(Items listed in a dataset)
************

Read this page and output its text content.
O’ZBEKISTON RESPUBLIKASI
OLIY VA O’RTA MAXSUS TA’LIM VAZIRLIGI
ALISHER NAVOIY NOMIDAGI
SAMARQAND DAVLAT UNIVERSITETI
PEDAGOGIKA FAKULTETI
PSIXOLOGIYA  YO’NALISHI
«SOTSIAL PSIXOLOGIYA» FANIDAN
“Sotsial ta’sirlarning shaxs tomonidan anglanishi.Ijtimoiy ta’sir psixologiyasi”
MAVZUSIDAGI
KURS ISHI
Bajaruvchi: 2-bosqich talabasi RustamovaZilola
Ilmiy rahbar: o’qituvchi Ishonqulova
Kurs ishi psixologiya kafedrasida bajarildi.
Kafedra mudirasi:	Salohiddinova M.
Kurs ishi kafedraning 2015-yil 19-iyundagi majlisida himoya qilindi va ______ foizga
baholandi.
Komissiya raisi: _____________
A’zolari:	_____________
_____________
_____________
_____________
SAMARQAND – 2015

************

The records above should be repeated in full, exactly as given.

Read this page and output its text content.
O’ZBEKISTON RESPUBLIKASI
OLIY VA O’RTA MAXSUS TA’LIM VAZIRLIGI
ALISHER NAVOIY NOMIDAGI
SAMARQAND DAVLAT UNIVERSITETI
PEDAGOGIKA FAKULTETI
PSIXOLOGIYA  YO’NALISHI
«SOTSIAL PSIXOLOGIYA» FANIDAN
“Sotsial ta’sirlarning shaxs tomonidan anglanishi.Ijtimoiy ta’sir psixologiyasi”
MAVZUSIDAGI
KURS ISHI
Bajaruvchi: 2-bosqich talabasi RustamovaZilola
Ilmiy rahbar: o’qituvchi Ishonqulova
Kurs ishi psixologiya kafedrasida bajarildi.
Kafedra mudirasi:	Salohiddinova M.
Kurs ishi kafedraning 2015-yil 19-iyundagi majlisida himoya qilindi va ______ foizga
baholandi.
Komissiya raisi: _____________
A’zolari:	_____________
_____________
_____________
_____________
SAMARQAND – 2015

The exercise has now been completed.